• [Given instruction]
Determine how many lines contain the string "this". Respond with that number and nothing more.

• [Given data]
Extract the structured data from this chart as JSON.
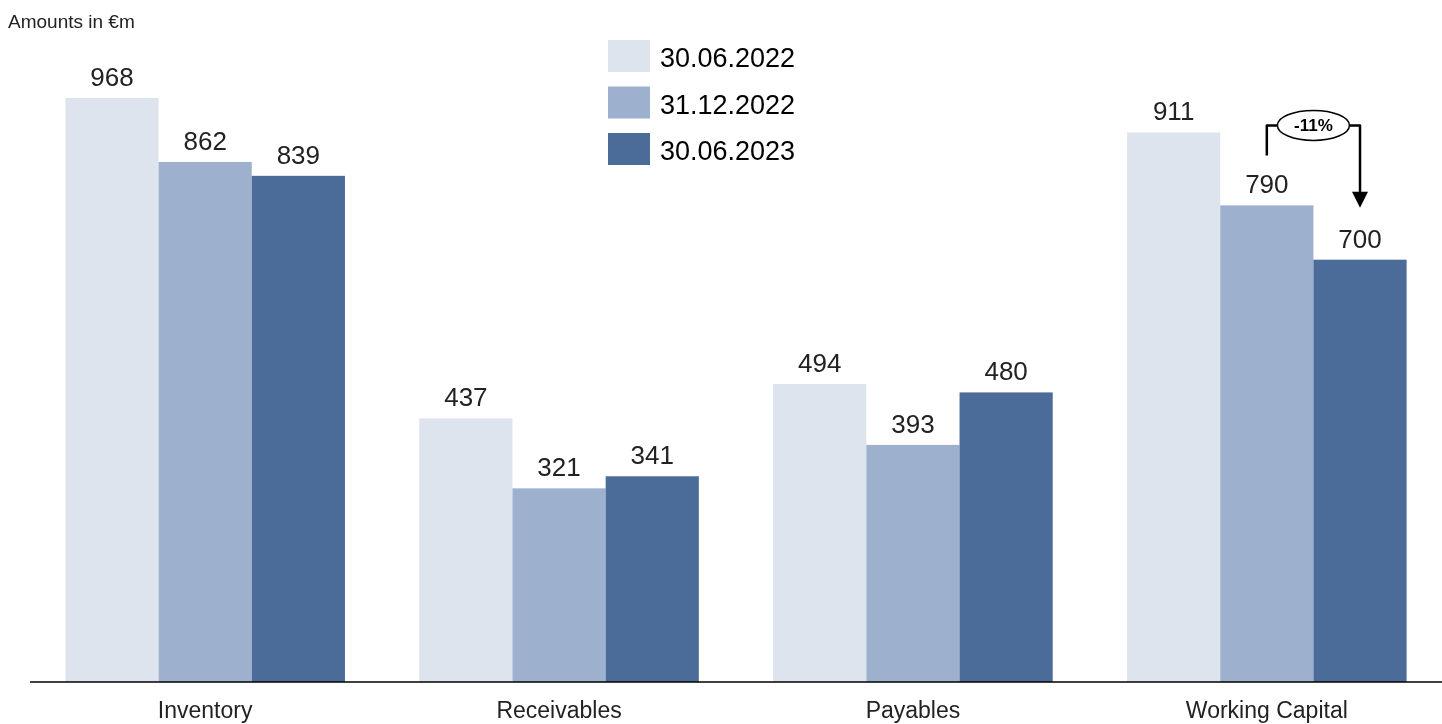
{
  "chart_data": {
    "type": "bar",
    "ylabel": "Amounts in €m",
    "categories": [
      "Inventory",
      "Receivables",
      "Payables",
      "Working Capital"
    ],
    "series": [
      {
        "name": "30.06.2022",
        "color": "#dee4ee",
        "values": [
          968,
          437,
          494,
          911
        ]
      },
      {
        "name": "31.12.2022",
        "color": "#9db0cd",
        "values": [
          862,
          321,
          393,
          790
        ]
      },
      {
        "name": "30.06.2023",
        "color": "#4b6b99",
        "values": [
          839,
          341,
          480,
          700
        ]
      }
    ],
    "data_labels": true,
    "legend": "top",
    "annotations": [
      "-11%"
    ]
  }
}
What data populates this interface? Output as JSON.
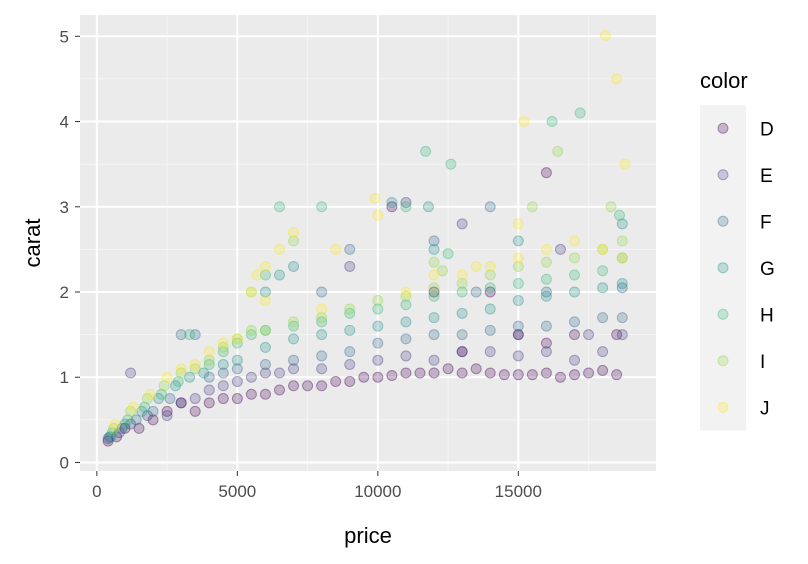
{
  "chart_data": {
    "type": "scatter",
    "xlabel": "price",
    "ylabel": "carat",
    "xlim": [
      -600,
      19900
    ],
    "ylim": [
      -0.1,
      5.25
    ],
    "x_ticks": [
      0,
      5000,
      10000,
      15000
    ],
    "x_tick_labels": [
      "0",
      "5000",
      "10000",
      "15000"
    ],
    "y_ticks": [
      0,
      1,
      2,
      3,
      4,
      5
    ],
    "y_tick_labels": [
      "0",
      "1",
      "2",
      "3",
      "4",
      "5"
    ],
    "grid": true,
    "point_alpha": 0.25,
    "legend": {
      "title": "color",
      "position": "right",
      "entries": [
        {
          "label": "D",
          "color": "#440154"
        },
        {
          "label": "E",
          "color": "#443A83"
        },
        {
          "label": "F",
          "color": "#31688E"
        },
        {
          "label": "G",
          "color": "#21908C"
        },
        {
          "label": "H",
          "color": "#35B779"
        },
        {
          "label": "I",
          "color": "#8FD744"
        },
        {
          "label": "J",
          "color": "#FDE725"
        }
      ]
    },
    "series": [
      {
        "name": "D",
        "points": [
          [
            400,
            0.25
          ],
          [
            700,
            0.3
          ],
          [
            1000,
            0.4
          ],
          [
            1500,
            0.4
          ],
          [
            2000,
            0.5
          ],
          [
            2500,
            0.6
          ],
          [
            3000,
            0.7
          ],
          [
            3500,
            0.6
          ],
          [
            4000,
            0.7
          ],
          [
            4500,
            0.75
          ],
          [
            5000,
            0.75
          ],
          [
            5500,
            0.8
          ],
          [
            6000,
            0.8
          ],
          [
            6500,
            0.85
          ],
          [
            7000,
            0.9
          ],
          [
            7500,
            0.9
          ],
          [
            8000,
            0.9
          ],
          [
            8500,
            0.95
          ],
          [
            9000,
            0.95
          ],
          [
            9500,
            1.0
          ],
          [
            10000,
            1.0
          ],
          [
            10500,
            1.02
          ],
          [
            11000,
            1.05
          ],
          [
            11500,
            1.05
          ],
          [
            12000,
            1.05
          ],
          [
            12500,
            1.1
          ],
          [
            13000,
            1.05
          ],
          [
            13500,
            1.1
          ],
          [
            14000,
            1.05
          ],
          [
            14500,
            1.03
          ],
          [
            15000,
            1.03
          ],
          [
            15500,
            1.03
          ],
          [
            16000,
            1.05
          ],
          [
            16500,
            1.0
          ],
          [
            17000,
            1.03
          ],
          [
            17500,
            1.05
          ],
          [
            18000,
            1.08
          ],
          [
            18500,
            1.03
          ],
          [
            16000,
            3.4
          ],
          [
            10500,
            3.0
          ],
          [
            12000,
            2.0
          ],
          [
            14000,
            2.0
          ],
          [
            15000,
            1.5
          ],
          [
            17000,
            1.5
          ],
          [
            18500,
            1.5
          ],
          [
            13000,
            1.3
          ],
          [
            16000,
            1.4
          ]
        ]
      },
      {
        "name": "E",
        "points": [
          [
            400,
            0.28
          ],
          [
            800,
            0.35
          ],
          [
            1200,
            0.45
          ],
          [
            1200,
            1.05
          ],
          [
            1800,
            0.55
          ],
          [
            2500,
            0.55
          ],
          [
            3000,
            0.7
          ],
          [
            3500,
            0.75
          ],
          [
            4000,
            0.85
          ],
          [
            4500,
            0.9
          ],
          [
            5000,
            0.95
          ],
          [
            5500,
            1.0
          ],
          [
            6000,
            1.05
          ],
          [
            6500,
            1.05
          ],
          [
            7000,
            1.1
          ],
          [
            8000,
            1.1
          ],
          [
            9000,
            1.15
          ],
          [
            10000,
            1.2
          ],
          [
            11000,
            1.25
          ],
          [
            12000,
            1.2
          ],
          [
            13000,
            1.3
          ],
          [
            14000,
            1.3
          ],
          [
            15000,
            1.25
          ],
          [
            16000,
            1.3
          ],
          [
            17000,
            1.2
          ],
          [
            18000,
            1.3
          ],
          [
            18700,
            1.5
          ],
          [
            11000,
            3.05
          ],
          [
            13000,
            2.8
          ],
          [
            16500,
            2.5
          ],
          [
            9000,
            2.3
          ],
          [
            15000,
            1.5
          ],
          [
            17500,
            1.5
          ]
        ]
      },
      {
        "name": "F",
        "points": [
          [
            450,
            0.3
          ],
          [
            900,
            0.4
          ],
          [
            1400,
            0.5
          ],
          [
            2000,
            0.6
          ],
          [
            2600,
            0.75
          ],
          [
            3000,
            1.5
          ],
          [
            3500,
            1.5
          ],
          [
            4000,
            1.0
          ],
          [
            4500,
            1.05
          ],
          [
            5000,
            1.1
          ],
          [
            6000,
            1.15
          ],
          [
            7000,
            1.2
          ],
          [
            8000,
            1.25
          ],
          [
            9000,
            1.3
          ],
          [
            10000,
            1.4
          ],
          [
            11000,
            1.45
          ],
          [
            12000,
            1.5
          ],
          [
            13000,
            1.5
          ],
          [
            14000,
            1.55
          ],
          [
            15000,
            1.6
          ],
          [
            16000,
            1.6
          ],
          [
            17000,
            1.65
          ],
          [
            18000,
            1.7
          ],
          [
            18700,
            1.7
          ],
          [
            18700,
            2.05
          ],
          [
            9000,
            2.5
          ],
          [
            12000,
            2.6
          ],
          [
            14000,
            3.0
          ],
          [
            13500,
            2.0
          ],
          [
            16000,
            2.0
          ],
          [
            8000,
            2.0
          ]
        ]
      },
      {
        "name": "G",
        "points": [
          [
            500,
            0.3
          ],
          [
            1000,
            0.45
          ],
          [
            1600,
            0.6
          ],
          [
            2200,
            0.75
          ],
          [
            2800,
            0.9
          ],
          [
            3300,
            1.0
          ],
          [
            3800,
            1.05
          ],
          [
            4500,
            1.15
          ],
          [
            5000,
            1.2
          ],
          [
            6000,
            1.35
          ],
          [
            7000,
            1.45
          ],
          [
            8000,
            1.5
          ],
          [
            9000,
            1.55
          ],
          [
            10000,
            1.6
          ],
          [
            11000,
            1.65
          ],
          [
            12000,
            1.7
          ],
          [
            13000,
            1.75
          ],
          [
            14000,
            1.8
          ],
          [
            15000,
            1.9
          ],
          [
            16000,
            1.95
          ],
          [
            17000,
            2.0
          ],
          [
            18000,
            2.05
          ],
          [
            18700,
            2.1
          ],
          [
            6000,
            2.0
          ],
          [
            6500,
            2.2
          ],
          [
            7000,
            2.3
          ],
          [
            12000,
            2.5
          ],
          [
            15000,
            2.6
          ],
          [
            18700,
            2.8
          ],
          [
            10500,
            3.05
          ],
          [
            11800,
            3.0
          ]
        ]
      },
      {
        "name": "H",
        "points": [
          [
            550,
            0.35
          ],
          [
            1100,
            0.5
          ],
          [
            1700,
            0.65
          ],
          [
            2300,
            0.8
          ],
          [
            2900,
            0.95
          ],
          [
            3300,
            1.5
          ],
          [
            4000,
            1.15
          ],
          [
            4500,
            1.3
          ],
          [
            5000,
            1.4
          ],
          [
            5500,
            1.5
          ],
          [
            6000,
            1.55
          ],
          [
            7000,
            1.6
          ],
          [
            8000,
            1.65
          ],
          [
            9000,
            1.75
          ],
          [
            10000,
            1.8
          ],
          [
            11000,
            1.85
          ],
          [
            12000,
            1.95
          ],
          [
            13000,
            2.0
          ],
          [
            14000,
            2.05
          ],
          [
            15000,
            2.1
          ],
          [
            16000,
            2.15
          ],
          [
            17000,
            2.2
          ],
          [
            18000,
            2.25
          ],
          [
            18700,
            2.4
          ],
          [
            6500,
            3.0
          ],
          [
            8000,
            3.0
          ],
          [
            11000,
            3.0
          ],
          [
            11700,
            3.65
          ],
          [
            12600,
            3.5
          ],
          [
            17200,
            4.1
          ],
          [
            16200,
            4.0
          ],
          [
            18600,
            2.9
          ],
          [
            12500,
            2.45
          ],
          [
            6000,
            2.2
          ]
        ]
      },
      {
        "name": "I",
        "points": [
          [
            600,
            0.4
          ],
          [
            1200,
            0.6
          ],
          [
            1800,
            0.75
          ],
          [
            2400,
            0.9
          ],
          [
            3000,
            1.05
          ],
          [
            3500,
            1.1
          ],
          [
            4000,
            1.2
          ],
          [
            4500,
            1.35
          ],
          [
            5000,
            1.45
          ],
          [
            5500,
            1.55
          ],
          [
            6000,
            1.55
          ],
          [
            7000,
            1.65
          ],
          [
            8000,
            1.7
          ],
          [
            9000,
            1.8
          ],
          [
            10000,
            1.9
          ],
          [
            11000,
            1.95
          ],
          [
            12000,
            2.05
          ],
          [
            13000,
            2.1
          ],
          [
            14000,
            2.2
          ],
          [
            15000,
            2.3
          ],
          [
            16000,
            2.35
          ],
          [
            17000,
            2.4
          ],
          [
            18000,
            2.5
          ],
          [
            18700,
            2.6
          ],
          [
            12000,
            2.35
          ],
          [
            12300,
            2.25
          ],
          [
            15500,
            3.0
          ],
          [
            16400,
            3.65
          ],
          [
            18300,
            3.0
          ],
          [
            5500,
            2.0
          ],
          [
            7000,
            2.6
          ]
        ]
      },
      {
        "name": "J",
        "points": [
          [
            650,
            0.45
          ],
          [
            1300,
            0.65
          ],
          [
            1900,
            0.8
          ],
          [
            2500,
            1.0
          ],
          [
            3000,
            1.1
          ],
          [
            3500,
            1.15
          ],
          [
            4000,
            1.3
          ],
          [
            4500,
            1.4
          ],
          [
            5000,
            1.45
          ],
          [
            5500,
            2.0
          ],
          [
            5700,
            2.2
          ],
          [
            6000,
            2.3
          ],
          [
            6500,
            2.5
          ],
          [
            7000,
            2.7
          ],
          [
            8500,
            2.5
          ],
          [
            10000,
            2.9
          ],
          [
            11000,
            2.0
          ],
          [
            12000,
            2.2
          ],
          [
            13000,
            2.2
          ],
          [
            14000,
            2.3
          ],
          [
            15000,
            2.4
          ],
          [
            16000,
            2.5
          ],
          [
            17000,
            2.6
          ],
          [
            18000,
            2.5
          ],
          [
            18700,
            2.4
          ],
          [
            9900,
            3.1
          ],
          [
            15200,
            4.0
          ],
          [
            18100,
            5.01
          ],
          [
            18500,
            4.5
          ],
          [
            18800,
            3.5
          ],
          [
            15000,
            2.8
          ],
          [
            13500,
            2.3
          ],
          [
            8000,
            1.8
          ],
          [
            6000,
            1.9
          ]
        ]
      }
    ]
  }
}
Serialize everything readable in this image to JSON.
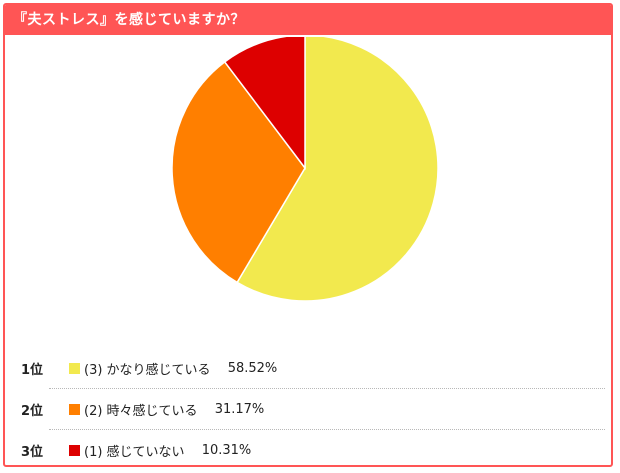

• [Task output]
3